CONSIGNE 1:
Indiquez si chacune des affirmations (a), (b) et (c) concorde avec l’extrait sur l’ordre mondial. Répondez par oui ou non et citez à l’identique les mots de l’extrait qui tranchent.
(a) Le groupe d’États que les médias occidentaux appellent « communauté internationale » ne représente que 1,3 milliard de citoyens du monde.
(b) Selon l’extrait, on assiste au passage d’un ordre multipolaire à un ordre unipolaire.
(c) L’ordre mondial dont certains pays demandent la redéfinition a été établi à la fin de la Première Guerre mondiale.

EXTRAIT DU TEXTE:
▶

La situation politique mondiale actuelle débouchera très probablement, dans les décennies à venir, sur un éventuel nouvel « ordre » mondial avec de nouveaux équilibres politiques et économiques émergents. L’ordre géopolitique du monde change inexorablement. La période historique que nous traversons semble, de plus en plus, être une période de transition, dans laquelle nous assistons au passage d’un ordre fondamentalement unipolaire à un ordre probablement multipolaire.
De nombreux pays que nous avons longtemps définis, avec un certain degré d’arrogance typique des élites occidentales, comme « tiers-monde » acquièrent de plus en plus de voix et de force économique dans le contexte international, contribuant à l’établissement de ce nouvel équilibre.
Mais quelles dynamiques rendent tout cela possible ? Où sont les racines historiques de ce changement ? Qui protégera les populations de cette fragmentation des pouvoirs – et donc, potentiellement, de la multiplication possible des oppresseurs ?
Le fait que le monde soit en passe de devenir multipolaire est un fait historique, rendu évident par la montée économique, politique et militaire de nouveaux acteurs mondiaux. La Chine, l’Inde, les différentes monarchies arabes du Golfe, le Brésil, la Turquie, la Russie, l’Afrique du Sud et d’autres sont les pays qui appellent à une redéfinition de l’ordre mondial établi à la fin de la Seconde Guerre mondiale ; Compte tenu de la chute de l’Union soviétique, l’ordre est aujourd’hui essentiellement basé sur des lois, des règles et des organisations supranationales conçues et contrôlées par les États-Unis d’Amérique.
Aujourd’hui encore, lorsque les médias dominants de l’Occident rêvent de ce que pense ou décide la communauté internationale, ils définissent en fait avec ce terme un groupe limité d’États qui ne représente que 1,3 milliard de citoyens du monde - ceux qui résident dans les pays occidentaux plus le Japon, l’Australie et la Nouvelle-Zélande - tandis que 6,7 autres milliards sont exclus du privilège d’être représentés dans ce club exclusif qui parle, et il en est convaincu, au nom du monde entier.

◀

DONNÉES D’ENTRÉE:
▶

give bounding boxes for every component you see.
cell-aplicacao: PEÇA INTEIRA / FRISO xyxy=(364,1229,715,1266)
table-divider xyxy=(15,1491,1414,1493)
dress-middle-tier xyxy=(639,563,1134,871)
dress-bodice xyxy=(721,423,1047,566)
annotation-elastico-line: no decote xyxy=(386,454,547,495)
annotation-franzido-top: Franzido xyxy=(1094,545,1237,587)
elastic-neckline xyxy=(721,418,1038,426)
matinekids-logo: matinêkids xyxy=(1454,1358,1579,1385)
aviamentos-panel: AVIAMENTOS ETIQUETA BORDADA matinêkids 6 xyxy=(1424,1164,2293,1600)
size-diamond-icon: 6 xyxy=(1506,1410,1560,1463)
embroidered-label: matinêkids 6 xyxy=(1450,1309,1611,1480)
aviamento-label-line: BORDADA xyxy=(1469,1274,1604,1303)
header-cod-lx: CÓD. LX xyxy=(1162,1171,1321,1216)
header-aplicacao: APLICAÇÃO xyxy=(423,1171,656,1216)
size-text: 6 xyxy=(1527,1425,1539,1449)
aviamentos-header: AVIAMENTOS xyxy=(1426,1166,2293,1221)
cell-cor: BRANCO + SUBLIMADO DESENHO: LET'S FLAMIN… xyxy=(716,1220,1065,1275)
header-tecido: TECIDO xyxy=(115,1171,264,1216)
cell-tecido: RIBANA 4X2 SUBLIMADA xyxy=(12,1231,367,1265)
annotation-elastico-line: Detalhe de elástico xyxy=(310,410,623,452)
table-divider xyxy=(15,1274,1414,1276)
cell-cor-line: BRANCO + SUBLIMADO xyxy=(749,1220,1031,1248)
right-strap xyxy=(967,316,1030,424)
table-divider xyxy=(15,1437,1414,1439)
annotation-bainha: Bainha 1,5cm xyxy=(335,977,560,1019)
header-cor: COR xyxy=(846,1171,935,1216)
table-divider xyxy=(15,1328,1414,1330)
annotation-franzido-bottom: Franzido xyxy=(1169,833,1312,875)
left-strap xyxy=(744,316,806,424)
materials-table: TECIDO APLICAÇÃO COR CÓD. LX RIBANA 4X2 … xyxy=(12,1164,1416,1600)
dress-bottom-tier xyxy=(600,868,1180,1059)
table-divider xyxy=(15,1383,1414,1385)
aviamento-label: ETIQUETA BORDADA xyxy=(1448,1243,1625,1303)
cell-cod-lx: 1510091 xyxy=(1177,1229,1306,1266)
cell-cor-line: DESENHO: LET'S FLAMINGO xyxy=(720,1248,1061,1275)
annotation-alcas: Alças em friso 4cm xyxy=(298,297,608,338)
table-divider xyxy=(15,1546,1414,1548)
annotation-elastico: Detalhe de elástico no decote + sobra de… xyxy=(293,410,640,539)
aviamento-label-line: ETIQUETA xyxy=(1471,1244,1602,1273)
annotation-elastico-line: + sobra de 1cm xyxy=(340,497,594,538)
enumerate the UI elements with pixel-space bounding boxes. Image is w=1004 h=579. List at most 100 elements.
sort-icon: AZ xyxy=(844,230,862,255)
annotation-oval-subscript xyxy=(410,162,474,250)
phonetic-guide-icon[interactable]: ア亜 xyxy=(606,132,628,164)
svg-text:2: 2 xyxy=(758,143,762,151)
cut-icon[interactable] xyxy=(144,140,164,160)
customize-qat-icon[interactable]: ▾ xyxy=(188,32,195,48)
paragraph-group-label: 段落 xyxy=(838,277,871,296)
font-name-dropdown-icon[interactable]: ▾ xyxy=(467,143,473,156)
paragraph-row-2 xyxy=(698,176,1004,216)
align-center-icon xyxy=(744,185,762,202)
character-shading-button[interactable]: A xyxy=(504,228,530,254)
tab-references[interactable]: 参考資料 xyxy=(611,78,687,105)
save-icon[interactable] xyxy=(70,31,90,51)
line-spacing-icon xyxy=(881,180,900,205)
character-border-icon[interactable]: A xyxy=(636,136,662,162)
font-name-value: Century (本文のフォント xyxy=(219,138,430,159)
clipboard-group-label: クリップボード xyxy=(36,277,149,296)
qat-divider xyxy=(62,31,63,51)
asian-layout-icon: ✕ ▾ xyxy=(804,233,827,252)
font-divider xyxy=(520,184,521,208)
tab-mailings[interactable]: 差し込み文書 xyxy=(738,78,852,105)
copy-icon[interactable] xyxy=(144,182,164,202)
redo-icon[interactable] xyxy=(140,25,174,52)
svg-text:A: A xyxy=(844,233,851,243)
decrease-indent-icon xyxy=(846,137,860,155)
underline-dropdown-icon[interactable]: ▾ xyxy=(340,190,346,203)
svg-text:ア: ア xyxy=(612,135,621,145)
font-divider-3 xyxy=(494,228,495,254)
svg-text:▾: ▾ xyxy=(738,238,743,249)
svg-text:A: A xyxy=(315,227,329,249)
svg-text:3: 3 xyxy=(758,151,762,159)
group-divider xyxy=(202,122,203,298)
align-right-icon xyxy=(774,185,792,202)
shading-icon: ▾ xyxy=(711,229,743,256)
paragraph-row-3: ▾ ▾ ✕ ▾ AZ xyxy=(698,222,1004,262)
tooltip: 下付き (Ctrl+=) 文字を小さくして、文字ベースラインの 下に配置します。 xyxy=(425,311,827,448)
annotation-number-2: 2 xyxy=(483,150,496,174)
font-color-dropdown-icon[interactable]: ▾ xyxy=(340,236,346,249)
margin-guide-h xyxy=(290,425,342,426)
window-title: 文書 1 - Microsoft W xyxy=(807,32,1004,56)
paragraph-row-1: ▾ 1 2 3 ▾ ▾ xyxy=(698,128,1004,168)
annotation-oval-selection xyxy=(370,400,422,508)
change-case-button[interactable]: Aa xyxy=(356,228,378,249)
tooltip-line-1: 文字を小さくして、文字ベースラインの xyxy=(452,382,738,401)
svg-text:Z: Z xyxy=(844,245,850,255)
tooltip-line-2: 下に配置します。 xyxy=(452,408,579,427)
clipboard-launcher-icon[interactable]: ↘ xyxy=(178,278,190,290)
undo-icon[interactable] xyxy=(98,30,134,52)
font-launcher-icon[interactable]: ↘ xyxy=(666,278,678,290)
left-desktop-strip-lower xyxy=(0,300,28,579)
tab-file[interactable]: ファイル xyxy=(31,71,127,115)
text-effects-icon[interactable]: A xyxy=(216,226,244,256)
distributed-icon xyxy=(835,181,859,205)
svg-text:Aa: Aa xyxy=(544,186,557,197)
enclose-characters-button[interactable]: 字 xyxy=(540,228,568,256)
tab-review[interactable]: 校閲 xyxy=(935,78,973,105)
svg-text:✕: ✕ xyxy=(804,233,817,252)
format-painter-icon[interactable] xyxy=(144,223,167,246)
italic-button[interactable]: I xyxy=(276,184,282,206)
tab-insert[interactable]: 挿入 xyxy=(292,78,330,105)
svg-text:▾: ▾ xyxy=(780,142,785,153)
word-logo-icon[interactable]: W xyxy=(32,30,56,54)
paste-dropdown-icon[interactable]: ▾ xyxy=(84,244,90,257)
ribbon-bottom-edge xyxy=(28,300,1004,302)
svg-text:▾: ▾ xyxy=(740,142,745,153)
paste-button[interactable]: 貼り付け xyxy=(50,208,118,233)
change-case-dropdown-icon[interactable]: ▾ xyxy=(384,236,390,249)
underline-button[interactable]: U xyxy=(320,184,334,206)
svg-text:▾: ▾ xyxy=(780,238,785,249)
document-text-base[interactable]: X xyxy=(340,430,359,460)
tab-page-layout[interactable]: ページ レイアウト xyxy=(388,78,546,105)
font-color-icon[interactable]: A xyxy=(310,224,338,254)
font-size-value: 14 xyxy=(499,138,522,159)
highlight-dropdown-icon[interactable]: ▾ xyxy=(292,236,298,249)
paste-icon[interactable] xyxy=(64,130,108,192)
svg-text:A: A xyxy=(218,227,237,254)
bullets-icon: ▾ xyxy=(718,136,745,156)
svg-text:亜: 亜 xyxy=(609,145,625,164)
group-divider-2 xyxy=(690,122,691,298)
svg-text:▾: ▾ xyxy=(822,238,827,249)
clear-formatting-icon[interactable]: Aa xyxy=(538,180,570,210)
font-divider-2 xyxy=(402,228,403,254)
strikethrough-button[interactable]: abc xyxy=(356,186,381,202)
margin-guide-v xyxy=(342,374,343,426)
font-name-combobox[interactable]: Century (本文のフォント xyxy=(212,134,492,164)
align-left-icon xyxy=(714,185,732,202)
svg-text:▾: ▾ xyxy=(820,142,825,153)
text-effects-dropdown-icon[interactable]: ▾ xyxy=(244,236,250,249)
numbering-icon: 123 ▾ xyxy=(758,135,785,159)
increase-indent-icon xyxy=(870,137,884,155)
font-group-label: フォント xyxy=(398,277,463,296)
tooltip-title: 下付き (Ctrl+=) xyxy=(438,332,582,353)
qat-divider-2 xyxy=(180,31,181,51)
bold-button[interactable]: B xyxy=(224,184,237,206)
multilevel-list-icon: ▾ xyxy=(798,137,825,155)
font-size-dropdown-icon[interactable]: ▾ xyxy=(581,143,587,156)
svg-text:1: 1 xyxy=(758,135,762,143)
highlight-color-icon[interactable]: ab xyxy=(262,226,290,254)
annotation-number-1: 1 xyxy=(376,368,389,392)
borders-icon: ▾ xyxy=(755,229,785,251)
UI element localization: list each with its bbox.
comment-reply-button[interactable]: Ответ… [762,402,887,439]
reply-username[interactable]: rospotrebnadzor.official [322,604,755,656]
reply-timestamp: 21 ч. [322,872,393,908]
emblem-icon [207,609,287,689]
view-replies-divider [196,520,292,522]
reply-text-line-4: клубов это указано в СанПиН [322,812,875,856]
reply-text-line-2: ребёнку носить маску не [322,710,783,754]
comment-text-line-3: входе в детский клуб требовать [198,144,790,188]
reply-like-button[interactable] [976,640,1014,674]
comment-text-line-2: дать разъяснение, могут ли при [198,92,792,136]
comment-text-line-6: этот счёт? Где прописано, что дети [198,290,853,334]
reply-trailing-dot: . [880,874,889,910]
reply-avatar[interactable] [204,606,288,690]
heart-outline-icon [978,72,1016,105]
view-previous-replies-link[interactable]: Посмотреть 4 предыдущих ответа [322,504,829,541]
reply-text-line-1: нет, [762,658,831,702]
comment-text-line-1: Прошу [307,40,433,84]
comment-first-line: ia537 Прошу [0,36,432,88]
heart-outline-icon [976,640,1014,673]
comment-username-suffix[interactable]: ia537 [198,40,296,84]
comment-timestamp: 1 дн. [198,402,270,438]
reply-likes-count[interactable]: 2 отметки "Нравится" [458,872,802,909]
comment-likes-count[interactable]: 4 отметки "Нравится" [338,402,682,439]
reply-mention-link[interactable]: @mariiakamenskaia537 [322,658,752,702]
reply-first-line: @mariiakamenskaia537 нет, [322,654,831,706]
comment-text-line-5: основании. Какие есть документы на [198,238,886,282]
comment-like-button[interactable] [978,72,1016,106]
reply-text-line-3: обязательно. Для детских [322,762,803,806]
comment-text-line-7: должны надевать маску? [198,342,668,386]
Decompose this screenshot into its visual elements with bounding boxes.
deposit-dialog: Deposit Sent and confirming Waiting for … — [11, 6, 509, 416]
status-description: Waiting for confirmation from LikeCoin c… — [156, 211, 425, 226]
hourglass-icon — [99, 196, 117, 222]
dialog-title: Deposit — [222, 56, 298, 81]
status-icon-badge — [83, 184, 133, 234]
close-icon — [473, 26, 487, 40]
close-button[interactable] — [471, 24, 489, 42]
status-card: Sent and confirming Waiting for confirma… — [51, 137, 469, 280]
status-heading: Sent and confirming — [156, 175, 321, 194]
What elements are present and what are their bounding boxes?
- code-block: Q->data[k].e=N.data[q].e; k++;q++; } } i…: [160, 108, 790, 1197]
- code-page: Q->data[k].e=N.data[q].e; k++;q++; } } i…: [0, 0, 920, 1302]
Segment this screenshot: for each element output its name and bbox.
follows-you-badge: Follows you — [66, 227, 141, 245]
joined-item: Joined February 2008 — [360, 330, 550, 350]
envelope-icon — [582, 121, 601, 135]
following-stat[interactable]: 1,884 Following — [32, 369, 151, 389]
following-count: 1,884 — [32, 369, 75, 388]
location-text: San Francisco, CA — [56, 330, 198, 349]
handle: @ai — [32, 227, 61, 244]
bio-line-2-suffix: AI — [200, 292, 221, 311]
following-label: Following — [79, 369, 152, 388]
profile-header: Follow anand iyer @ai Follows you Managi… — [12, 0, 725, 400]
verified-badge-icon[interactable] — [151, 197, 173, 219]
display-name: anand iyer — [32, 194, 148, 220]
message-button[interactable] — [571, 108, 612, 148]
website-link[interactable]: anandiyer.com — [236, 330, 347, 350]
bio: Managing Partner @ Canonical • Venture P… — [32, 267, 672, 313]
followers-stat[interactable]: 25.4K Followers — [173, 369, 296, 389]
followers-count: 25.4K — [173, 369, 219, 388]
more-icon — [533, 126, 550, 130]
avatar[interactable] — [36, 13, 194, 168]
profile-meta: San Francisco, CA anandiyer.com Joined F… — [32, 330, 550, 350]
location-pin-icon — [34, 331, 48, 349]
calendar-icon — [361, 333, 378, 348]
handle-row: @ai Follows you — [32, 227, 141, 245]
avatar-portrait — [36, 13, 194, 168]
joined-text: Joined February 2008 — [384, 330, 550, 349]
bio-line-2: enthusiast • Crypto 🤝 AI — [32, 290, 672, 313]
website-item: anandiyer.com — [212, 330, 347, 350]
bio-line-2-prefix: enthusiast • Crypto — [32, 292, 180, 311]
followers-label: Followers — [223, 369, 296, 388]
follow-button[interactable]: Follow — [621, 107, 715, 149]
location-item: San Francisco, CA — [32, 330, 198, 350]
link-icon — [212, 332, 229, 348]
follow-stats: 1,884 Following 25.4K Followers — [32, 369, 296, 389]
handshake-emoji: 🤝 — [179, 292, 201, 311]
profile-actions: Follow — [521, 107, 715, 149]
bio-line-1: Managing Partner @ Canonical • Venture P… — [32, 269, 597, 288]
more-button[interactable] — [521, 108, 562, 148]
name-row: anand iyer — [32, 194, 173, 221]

◀

CONSIGNE 2:
Extrayez des entrées, sans rien modifier, tout ce qui va de leur première ligne jusqu’à la ligne contenant "materials-table: TECIDO APLICAÇÃO", celle-ci comprise.

RÉPONSE 1:
(a) Oui : « un groupe limité d’États qui ne représente que 1,3 milliard de citoyens du monde »
(b) Non : « nous assistons au passage d’un ordre fondamentalement unipolaire à un ordre probablement multipolaire »
(c) Non : « l’ordre mondial établi à la fin de la Seconde Guerre mondiale »

RÉPONSE 2:
give bounding boxes for every component you see.
cell-aplicacao: PEÇA INTEIRA / FRISO xyxy=(364,1229,715,1266)
table-divider xyxy=(15,1491,1414,1493)
dress-middle-tier xyxy=(639,563,1134,871)
dress-bodice xyxy=(721,423,1047,566)
annotation-elastico-line: no decote xyxy=(386,454,547,495)
annotation-franzido-top: Franzido xyxy=(1094,545,1237,587)
elastic-neckline xyxy=(721,418,1038,426)
matinekids-logo: matinêkids xyxy=(1454,1358,1579,1385)
aviamentos-panel: AVIAMENTOS ETIQUETA BORDADA matinêkids 6 xyxy=(1424,1164,2293,1600)
size-diamond-icon: 6 xyxy=(1506,1410,1560,1463)
embroidered-label: matinêkids 6 xyxy=(1450,1309,1611,1480)
aviamento-label-line: BORDADA xyxy=(1469,1274,1604,1303)
header-cod-lx: CÓD. LX xyxy=(1162,1171,1321,1216)
header-aplicacao: APLICAÇÃO xyxy=(423,1171,656,1216)
size-text: 6 xyxy=(1527,1425,1539,1449)
aviamentos-header: AVIAMENTOS xyxy=(1426,1166,2293,1221)
cell-cor: BRANCO + SUBLIMADO DESENHO: LET'S FLAMIN… xyxy=(716,1220,1065,1275)
header-tecido: TECIDO xyxy=(115,1171,264,1216)
cell-tecido: RIBANA 4X2 SUBLIMADA xyxy=(12,1231,367,1265)
annotation-elastico-line: Detalhe de elástico xyxy=(310,410,623,452)
table-divider xyxy=(15,1274,1414,1276)
cell-cor-line: BRANCO + SUBLIMADO xyxy=(749,1220,1031,1248)
right-strap xyxy=(967,316,1030,424)
table-divider xyxy=(15,1437,1414,1439)
annotation-bainha: Bainha 1,5cm xyxy=(335,977,560,1019)
header-cor: COR xyxy=(846,1171,935,1216)
table-divider xyxy=(15,1328,1414,1330)
annotation-franzido-bottom: Franzido xyxy=(1169,833,1312,875)
left-strap xyxy=(744,316,806,424)
materials-table: TECIDO APLICAÇÃO COR CÓD. LX RIBANA 4X2 … xyxy=(12,1164,1416,1600)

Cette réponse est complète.